(Extracted data entries)
## begin
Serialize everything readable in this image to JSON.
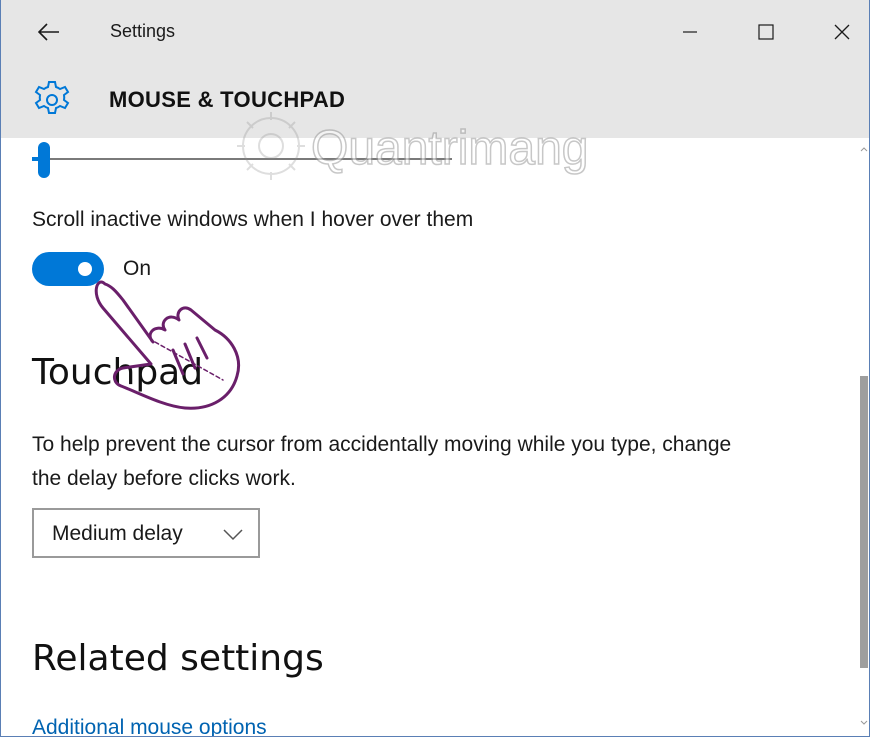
{
  "window": {
    "title": "Settings",
    "icons": {
      "back": "back-arrow-icon",
      "minimize": "minimize-icon",
      "maximize": "maximize-icon",
      "close": "close-icon",
      "header": "gear-icon"
    }
  },
  "header": {
    "title": "MOUSE & TOUCHPAD"
  },
  "scroll_settings": {
    "scroll_inactive_label": "Scroll inactive windows when I hover over them",
    "toggle_state": "On",
    "toggle_on": true
  },
  "touchpad": {
    "title": "Touchpad",
    "description": "To help prevent the cursor from accidentally moving while you type, change the delay before clicks work.",
    "delay_selected": "Medium delay"
  },
  "related": {
    "title": "Related settings",
    "link": "Additional mouse options"
  },
  "watermark": {
    "text": "Quantrimang"
  },
  "colors": {
    "accent": "#0078d7",
    "link": "#0063b1",
    "chrome": "#e6e6e6",
    "annotation": "#6a1f6a"
  }
}
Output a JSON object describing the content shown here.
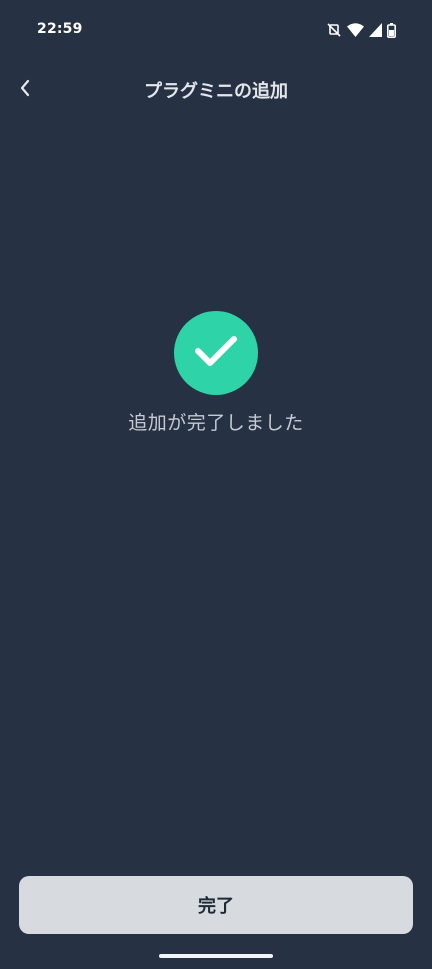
{
  "status_bar": {
    "time": "22:59",
    "icons": [
      "mute-icon",
      "wifi-icon",
      "signal-icon",
      "battery-icon"
    ]
  },
  "header": {
    "back_icon": "chevron-left-icon",
    "title": "プラグミニの追加"
  },
  "main": {
    "success_icon": "checkmark-icon",
    "message": "追加が完了しました"
  },
  "footer": {
    "done_label": "完了"
  },
  "colors": {
    "background": "#263243",
    "accent": "#2ed3a8",
    "button": "#d7dbdf"
  }
}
## end
WHAT YOU NEED TO DO =>
In the listing above, locate each line with "link" and copy it.

REPLY TO THE TASK =>
    "link": "Additional mouse options"
    "link": "#0063b1",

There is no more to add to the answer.